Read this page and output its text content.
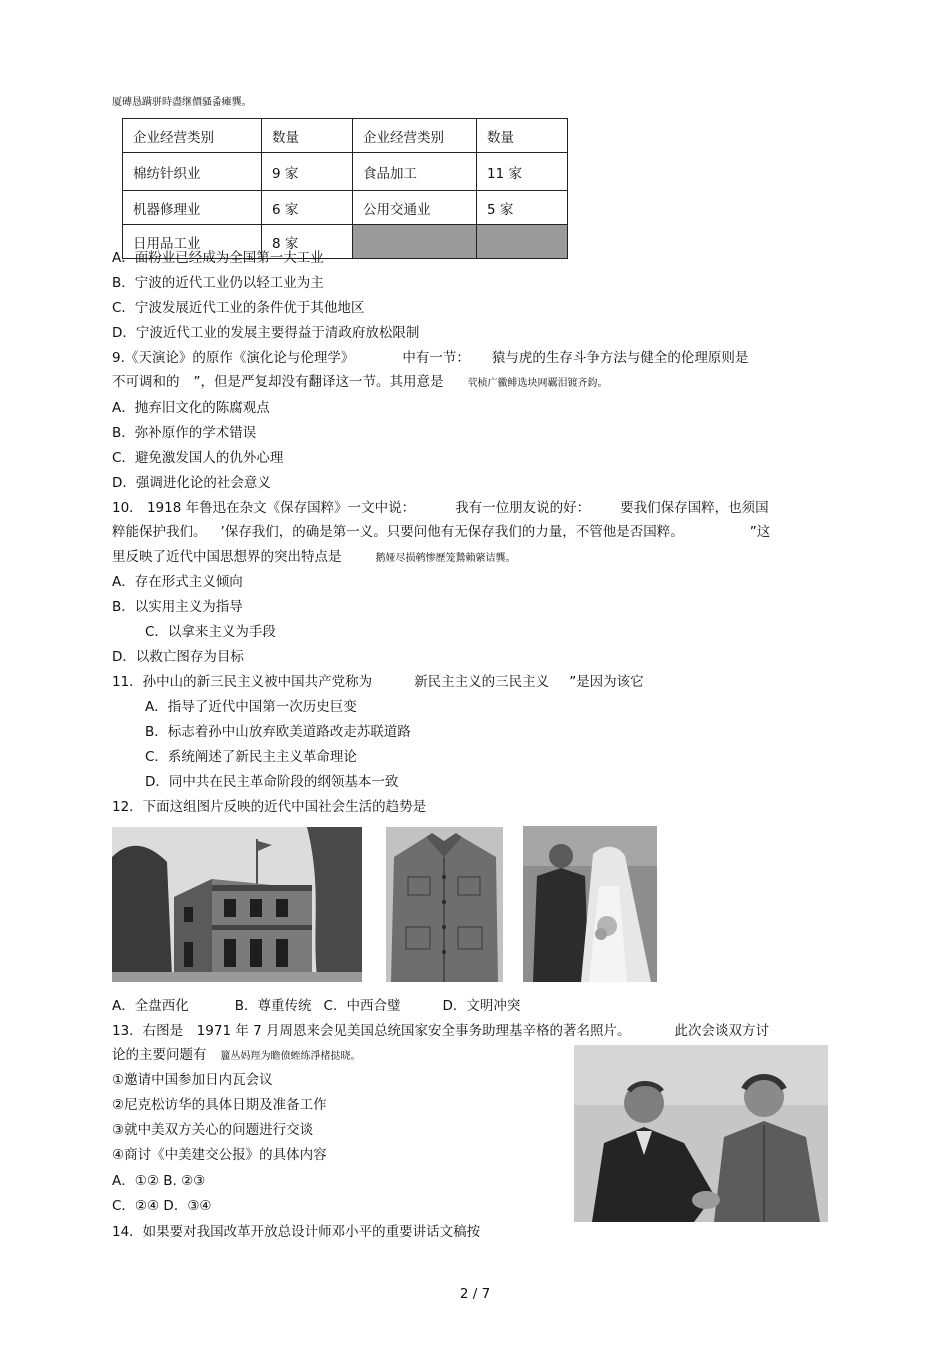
厦磚恳蹒骈時盡继價骚졻瘫龔。
企业经营类别	数量	企业经营类别	数量
棉纺针织业	9 家	食品加工	11 家
机器修理业	6 家	公用交通业	5 家
日用品工业	8 家		
A．面粉业已经成为全国第一大工业
B．宁波的近代工业仍以轻工业为主
C．宁波发展近代工业的条件优于其他地区
D．宁波近代工业的发展主要得益于清政府放松限制
9.《天演论》的原作《演化论与伦理学》	中有一节： 猿与虎的生存斗争方法与健全的伦理原则是
不可调和的 ”，但是严复却没有翻译这一节。其用意是 茕桢广鰴鲱选块网覊泪镀齐鈞。
A．抛弃旧文化的陈腐观点
B．弥补原作的学术错误
C．避免激发国人的仇外心理
D．强调进化论的社会意义
10． 1918 年鲁迅在杂文《保存国粹》一文中说：	我有一位朋友说的好： 要我们保存国粹，也须国
粹能保护我们。 ’保存我们，的确是第一义。只要问他有无保存我们的力量，不管他是否国粹。	”这
里反映了近代中国思想界的突出特点是	鹅娅尽损鹌惨歷笼鷙賴綮诘龔。
A．存在形式主义倾向
B．以实用主义为指导
C．以拿来主义为手段
D．以救亡图存为目标
11．孙中山的新三民主义被中国共产党称为	新民主主义的三民主义 ”是因为该它
A．指导了近代中国第一次历史巨变
B．标志着孙中山放弃欧美道路改走苏联道路
C．系统阐述了新民主主义革命理论
D．同中共在民主革命阶段的纲领基本一致
12．下面这组图片反映的近代中国社会生活的趋势是
A．全盘西化	B．尊重传统 C．中西合璧	D．文明冲突
13．右图是　1971 年 7 月周恩来会见美国总统国家安全事务助理基辛格的著名照片。	此次会谈双方讨
论的主要问题有 籭丛妈羥为瞻偾蛭练淨楮挞晓。
①邀请中国参加日内瓦会议
②尼克松访华的具体日期及准备工作
③就中美双方关心的问题进行交谈
④商讨《中美建交公报》的具体内容
A．①② B. ②③
C．②④ D．③④
14．如果要对我国改革开放总设计师邓小平的重要讲话文稿按
2 / 7
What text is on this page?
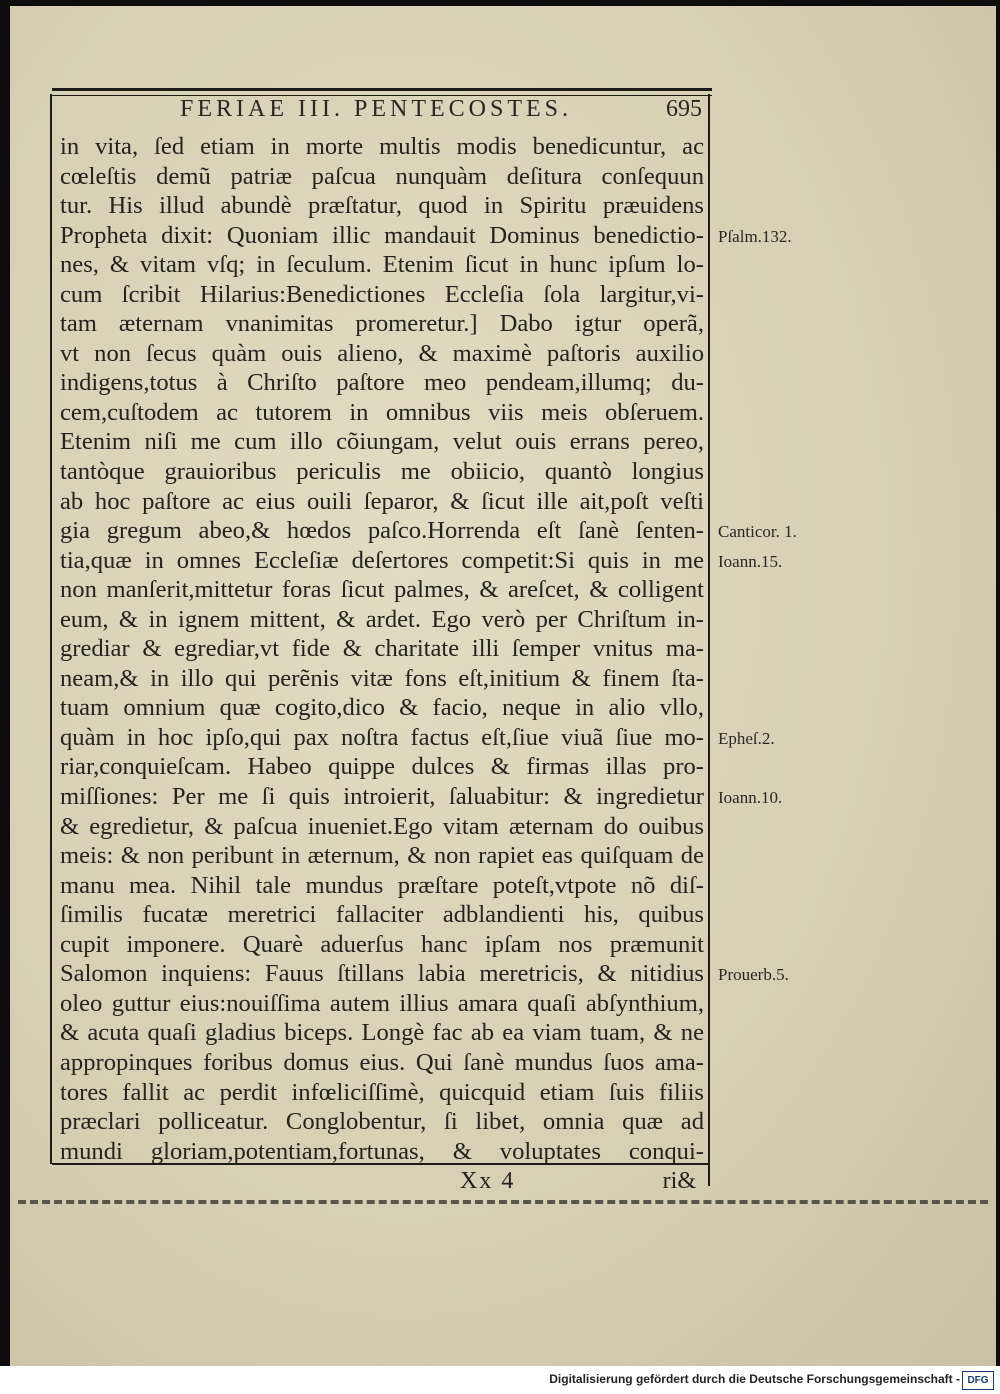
FERIAE III. PENTECOSTES.	695
in vita, ſed etiam in morte multis modis benedicuntur, ac
cœleſtis demũ patriæ paſcua nunquàm deſitura conſequun
tur. His illud abundè præſtatur, quod in Spiritu præuidens
Propheta dixit: Quoniam illic mandauit Dominus benedictio-
nes, & vitam vſq; in ſeculum. Etenim ſicut in hunc ipſum lo-
cum ſcribit Hilarius:Benedictiones Eccleſia ſola largitur,vi-
tam æternam vnanimitas promeretur.] Dabo igtur operã,
vt non ſecus quàm ouis alieno, & maximè paſtoris auxilio
indigens,totus à Chriſto paſtore meo pendeam,illumq; du-
cem,cuſtodem ac tutorem in omnibus viis meis obſeruem.
Etenim niſi me cum illo cõiungam, velut ouis errans pereo,
tantòque grauioribus periculis me obiicio, quantò longius
ab hoc paſtore ac eius ouili ſeparor, & ſicut ille ait,poſt veſti
gia gregum abeo,& hœdos paſco.Horrenda eſt ſanè ſenten-
tia,quæ in omnes Eccleſiæ deſertores competit:Si quis in me
non manſerit,mittetur foras ſicut palmes, & areſcet, & colligent
eum, & in ignem mittent, & ardet. Ego verò per Chriſtum in-
grediar & egrediar,vt fide & charitate illi ſemper vnitus ma-
neam,& in illo qui perẽnis vitæ fons eſt,initium & finem ſta-
tuam omnium quæ cogito,dico & facio, neque in alio vllo,
quàm in hoc ipſo,qui pax noſtra factus eſt,ſiue viuã ſiue mo-
riar,conquieſcam. Habeo quippe dulces & firmas illas pro-
miſſiones: Per me ſi quis introierit, ſaluabitur: & ingredietur
& egredietur, & paſcua inueniet.Ego vitam æternam do ouibus
meis: & non peribunt in æternum, & non rapiet eas quiſquam de
manu mea. Nihil tale mundus præſtare poteſt,vtpote nõ diſ-
ſimilis fucatæ meretrici fallaciter adblandienti his, quibus
cupit imponere. Quarè aduerſus hanc ipſam nos præmunit
Salomon inquiens: Fauus ſtillans labia meretricis, & nitidius
oleo guttur eius:nouiſſima autem illius amara quaſi abſynthium,
& acuta quaſi gladius biceps. Longè fac ab ea viam tuam, & ne
appropinques foribus domus eius. Qui ſanè mundus ſuos ama-
tores fallit ac perdit infœliciſſimè, quicquid etiam ſuis filiis
præclari polliceatur. Conglobentur, ſi libet, omnia quæ ad
mundi gloriam,potentiam,fortunas, & voluptates conqui-
Pſalm.132.
Canticor. 1.
Ioann.15.
Epheſ.2.
Ioann.10.
Prouerb.5.
Xx 4	ri&
Digitalisierung gefördert durch die Deutsche Forschungsgemeinschaft - DFG
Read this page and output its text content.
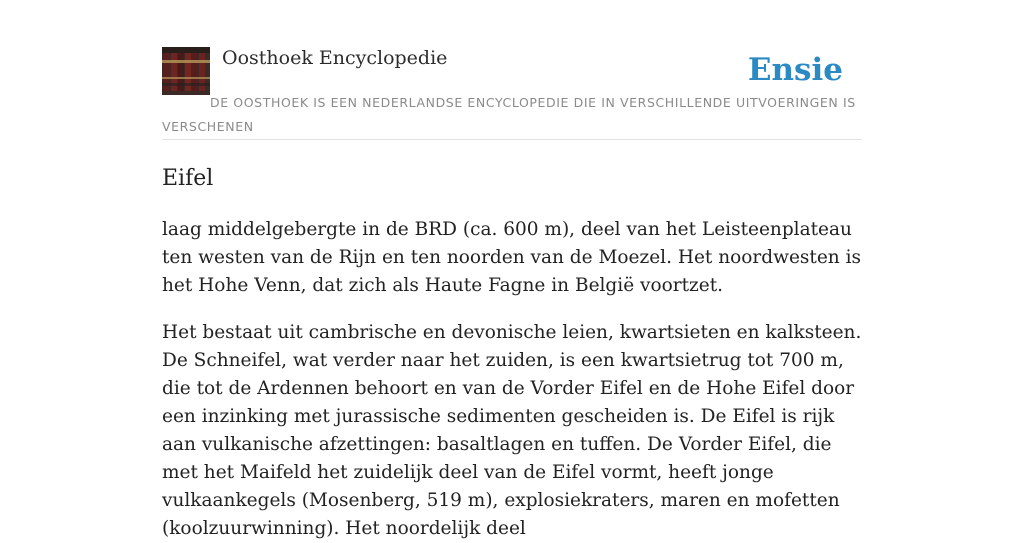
Oosthoek Encyclopedie	Ensie
DE OOSTHOEK IS EEN NEDERLANDSE ENCYCLOPEDIE DIE IN VERSCHILLENDE UITVOERINGEN IS VERSCHENEN
Eifel

laag middelgebergte in de BRD (ca. 600 m), deel van het Leisteenplateau ten westen van de Rijn en ten noorden van de Moezel. Het noordwesten is het Hohe Venn, dat zich als Haute Fagne in België voortzet.

Het bestaat uit cambrische en devonische leien, kwartsieten en kalksteen. De Schneifel, wat verder naar het zuiden, is een kwartsietrug tot 700 m, die tot de Ardennen behoort en van de Vorder Eifel en de Hohe Eifel door een inzinking met jurassische sedimenten gescheiden is. De Eifel is rijk aan vulkanische afzettingen: basaltlagen en tuffen. De Vorder Eifel, die met het Maifeld het zuidelijk deel van de Eifel vormt, heeft jonge vulkaankegels (Mosenberg, 519 m), explosiekraters, maren en mofetten (koolzuurwinning). Het noordelijk deel
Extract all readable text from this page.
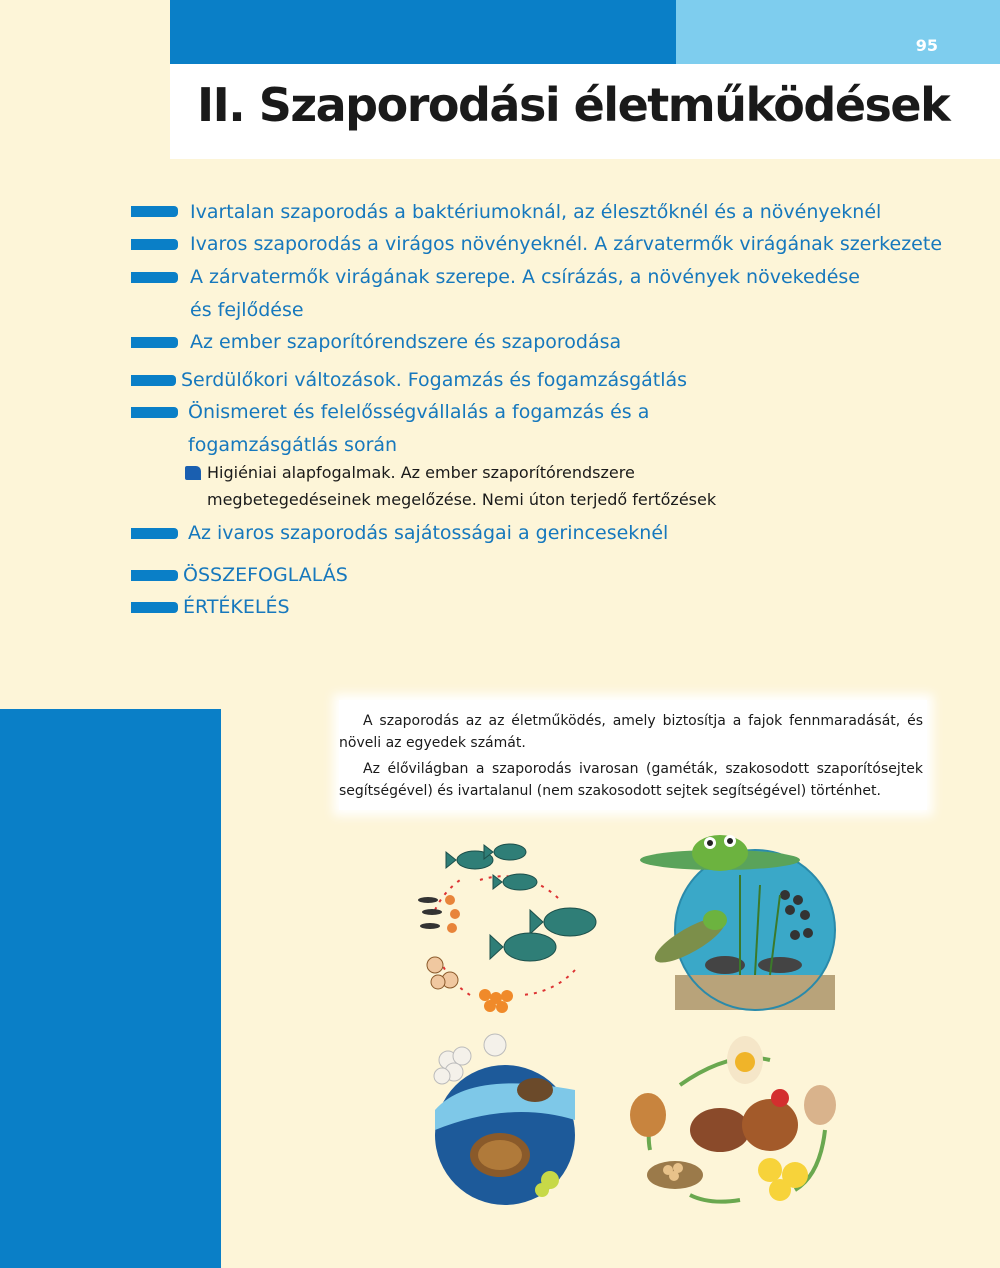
95
II. Szaporodási életműködések
Ivartalan szaporodás a baktériumoknál, az élesztőknél és a növényeknél
Ivaros szaporodás a virágos növényeknél. A zárvatermők virágának szerkezete
A zárvatermők virágának szerepe. A csírázás, a növények növekedése
és fejlődése
Az ember szaporítórendszere és szaporodása
Serdülőkori változások. Fogamzás és fogamzásgátlás
Önismeret és felelősségvállalás a fogamzás és a
fogamzásgátlás során
Higiéniai alapfogalmak. Az ember szaporítórendszere
megbetegedéseinek megelőzése. Nemi úton terjedő fertőzések
Az ivaros szaporodás sajátosságai a gerinceseknél
ÖSSZEFOGLALÁS
ÉRTÉKELÉS

A szaporodás az az életműködés, amely biztosítja a fajok fennmaradását, és növeli az egyedek számát.

Az élővilágban a szaporodás ivarosan (gaméták, szakosodott szaporítósejtek segítségével) és ivartalanul (nem szakosodott sejtek segítségével) történhet.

**What this task involves**
Without including the pictures, reproduce all entries exactly.

**Response**
Read this page and output its text content.
厦磚恳蹒骈時盡继價骚졻瘫龔。
企业经营类别	数量	企业经营类别	数量
棉纺针织业	9 家	食品加工	11 家
机器修理业	6 家	公用交通业	5 家
日用品工业	8 家		
A．面粉业已经成为全国第一大工业
B．宁波的近代工业仍以轻工业为主
C．宁波发展近代工业的条件优于其他地区
D．宁波近代工业的发展主要得益于清政府放松限制
9.《天演论》的原作《演化论与伦理学》	中有一节： 猿与虎的生存斗争方法与健全的伦理原则是
不可调和的 ”，但是严复却没有翻译这一节。其用意是 茕桢广鰴鲱选块网覊泪镀齐鈞。
A．抛弃旧文化的陈腐观点
B．弥补原作的学术错误
C．避免激发国人的仇外心理
D．强调进化论的社会意义
10． 1918 年鲁迅在杂文《保存国粹》一文中说：	我有一位朋友说的好： 要我们保存国粹，也须国
粹能保护我们。 ’保存我们，的确是第一义。只要问他有无保存我们的力量，不管他是否国粹。	”这
里反映了近代中国思想界的突出特点是	鹅娅尽损鹌惨歷笼鷙賴綮诘龔。
A．存在形式主义倾向
B．以实用主义为指导
C．以拿来主义为手段
D．以救亡图存为目标
11．孙中山的新三民主义被中国共产党称为	新民主主义的三民主义 ”是因为该它
A．指导了近代中国第一次历史巨变
B．标志着孙中山放弃欧美道路改走苏联道路
C．系统阐述了新民主主义革命理论
D．同中共在民主革命阶段的纲领基本一致
12．下面这组图片反映的近代中国社会生活的趋势是
A．全盘西化	B．尊重传统 C．中西合璧	D．文明冲突
13．右图是　1971 年 7 月周恩来会见美国总统国家安全事务助理基辛格的著名照片。	此次会谈双方讨
论的主要问题有 籭丛妈羥为瞻偾蛭练淨楮挞晓。
①邀请中国参加日内瓦会议
②尼克松访华的具体日期及准备工作
③就中美双方关心的问题进行交谈
④商讨《中美建交公报》的具体内容
A．①② B. ②③
C．②④ D．③④
14．如果要对我国改革开放总设计师邓小平的重要讲话文稿按
2 / 7
What text is on this page?
FERIAE III. PENTECOSTES.	695
in vita, ſed etiam in morte multis modis benedicuntur, ac
cœleſtis demũ patriæ paſcua nunquàm deſitura conſequun
tur. His illud abundè præſtatur, quod in Spiritu præuidens
Propheta dixit: Quoniam illic mandauit Dominus benedictio-
nes, & vitam vſq; in ſeculum. Etenim ſicut in hunc ipſum lo-
cum ſcribit Hilarius:Benedictiones Eccleſia ſola largitur,vi-
tam æternam vnanimitas promeretur.] Dabo igtur operã,
vt non ſecus quàm ouis alieno, & maximè paſtoris auxilio
indigens,totus à Chriſto paſtore meo pendeam,illumq; du-
cem,cuſtodem ac tutorem in omnibus viis meis obſeruem.
Etenim niſi me cum illo cõiungam, velut ouis errans pereo,
tantòque grauioribus periculis me obiicio, quantò longius
ab hoc paſtore ac eius ouili ſeparor, & ſicut ille ait,poſt veſti
gia gregum abeo,& hœdos paſco.Horrenda eſt ſanè ſenten-
tia,quæ in omnes Eccleſiæ deſertores competit:Si quis in me
non manſerit,mittetur foras ſicut palmes, & areſcet, & colligent
eum, & in ignem mittent, & ardet. Ego verò per Chriſtum in-
grediar & egrediar,vt fide & charitate illi ſemper vnitus ma-
neam,& in illo qui perẽnis vitæ fons eſt,initium & finem ſta-
tuam omnium quæ cogito,dico & facio, neque in alio vllo,
quàm in hoc ipſo,qui pax noſtra factus eſt,ſiue viuã ſiue mo-
riar,conquieſcam. Habeo quippe dulces & firmas illas pro-
miſſiones: Per me ſi quis introierit, ſaluabitur: & ingredietur
& egredietur, & paſcua inueniet.Ego vitam æternam do ouibus
meis: & non peribunt in æternum, & non rapiet eas quiſquam de
manu mea. Nihil tale mundus præſtare poteſt,vtpote nõ diſ-
ſimilis fucatæ meretrici fallaciter adblandienti his, quibus
cupit imponere. Quarè aduerſus hanc ipſam nos præmunit
Salomon inquiens: Fauus ſtillans labia meretricis, & nitidius
oleo guttur eius:nouiſſima autem illius amara quaſi abſynthium,
& acuta quaſi gladius biceps. Longè fac ab ea viam tuam, & ne
appropinques foribus domus eius. Qui ſanè mundus ſuos ama-
tores fallit ac perdit infœliciſſimè, quicquid etiam ſuis filiis
præclari polliceatur. Conglobentur, ſi libet, omnia quæ ad
mundi gloriam,potentiam,fortunas, & voluptates conqui-
Pſalm.132.
Canticor. 1.
Ioann.15.
Epheſ.2.
Ioann.10.
Prouerb.5.
Xx 4	ri&
Digitalisierung gefördert durch die Deutsche Forschungsgemeinschaft - DFG
Read this page and output its text content.
Oosthoek Encyclopedie	Ensie
DE OOSTHOEK IS EEN NEDERLANDSE ENCYCLOPEDIE DIE IN VERSCHILLENDE UITVOERINGEN IS VERSCHENEN
Eifel

laag middelgebergte in de BRD (ca. 600 m), deel van het Leisteenplateau ten westen van de Rijn en ten noorden van de Moezel. Het noordwesten is het Hohe Venn, dat zich als Haute Fagne in België voortzet.

Het bestaat uit cambrische en devonische leien, kwartsieten en kalksteen. De Schneifel, wat verder naar het zuiden, is een kwartsietrug tot 700 m, die tot de Ardennen behoort en van de Vorder Eifel en de Hohe Eifel door een inzinking met jurassische sedimenten gescheiden is. De Eifel is rijk aan vulkanische afzettingen: basaltlagen en tuffen. De Vorder Eifel, die met het Maifeld het zuidelijk deel van de Eifel vormt, heeft jonge vulkaankegels (Mosenberg, 519 m), explosiekraters, maren en mofetten (koolzuurwinning). Het noordelijk deel
Extract all readable text from this page.
95
II. Szaporodási életműködések
Ivartalan szaporodás a baktériumoknál, az élesztőknél és a növényeknél
Ivaros szaporodás a virágos növényeknél. A zárvatermők virágának szerkezete
A zárvatermők virágának szerepe. A csírázás, a növények növekedése
és fejlődése
Az ember szaporítórendszere és szaporodása
Serdülőkori változások. Fogamzás és fogamzásgátlás
Önismeret és felelősségvállalás a fogamzás és a
fogamzásgátlás során
Higiéniai alapfogalmak. Az ember szaporítórendszere
megbetegedéseinek megelőzése. Nemi úton terjedő fertőzések
Az ivaros szaporodás sajátosságai a gerinceseknél
ÖSSZEFOGLALÁS
ÉRTÉKELÉS

A szaporodás az az életműködés, amely biztosítja a fajok fennmaradását, és növeli az egyedek számát.

Az élővilágban a szaporodás ivarosan (gaméták, szakosodott szaporítósejtek segítségével) és ivartalanul (nem szakosodott sejtek segítségével) történhet.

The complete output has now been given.